Consigne >>
Répondez à ces questions d'après l'article sur les élections fédérales allemandes :
(a) Combien d'Allemands et d'Allemandes sont appelés aux urnes le dimanche 26 septembre ?
(b) Depuis quelle année Angela Merkel tient-elle la chancellerie ?
(c) Combien de sièges le Parti social-démocrate (SPD) occupe-t-il au Bundestag ?

Texte fourni >>

Elections fédérales en Allemagne : l’article à lire pour comprendre les enjeux du scrutin et ses conséquences – franceinfo

Une page de seize années se tourne en Allemagne. Dimanche 26 septembre, 60,4 millions d’Allemands et d’Allemandes sont appelés aux urnes pour les élections fédérales du pays, qui ont lieu tous les quatre ans outre-Rhin. Ce scrutin viendra non seulement renouveler le Bundestag, la chambre basse du Parlement, mais également la chancellerie, haut lieu de l’exécutif tenu depuis 2005 par Angela Merkel. Franceinfo vous explique les enjeux et le fonctionnement de ces élections, capitales pour l’avenir de l’Allemagne et de l’Europe. 

Quel est l’enjeu de ces élections en Allemagne ? 

Ce scrutin fédéral est toujours une étape importante de la vie politique allemande, car il peut redessiner la chambre basse du Parlement. A l’heure actuelle, le Bundestag compte 709 sièges, dont 245 sont occupés par l’Union chrétienne démocrate (CDU), formation politique d’Angela Merkel, et par sa “petite sœur”, l’Union chrétienne sociale de Bavière (CSU). Vient ensuite l’autre grande force politique allemande, le Parti social-démocrate (SPD), avec 152 sièges, puis la formation d’extrême droite Alternative pour l’Allemagne (AfD), avec 87 sièges. Trois autres groupes parlementaires ont aussi leur place dans l’hémicycle : le parti libéral-démocrate (FDP), le parti La Gauche (Die Linke) ainsi que les Verts-Alliance 90.

Données enregistrées >>
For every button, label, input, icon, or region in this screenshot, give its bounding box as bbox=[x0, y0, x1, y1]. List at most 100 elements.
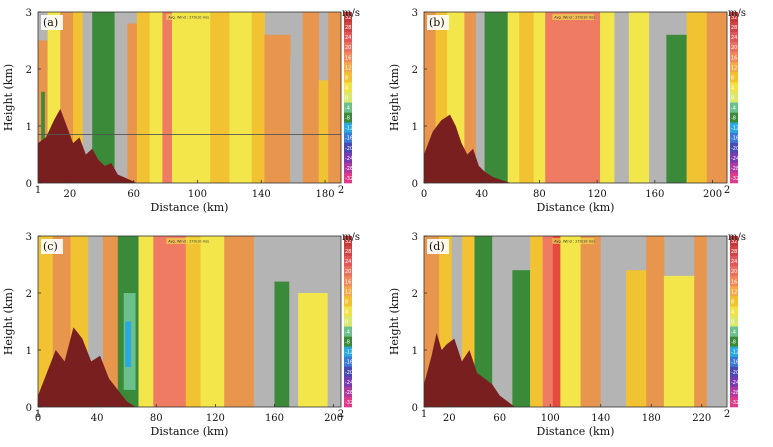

Réponse >>
(a) 60,4 millions.
(b) Depuis 2005.
(c) 152 sièges.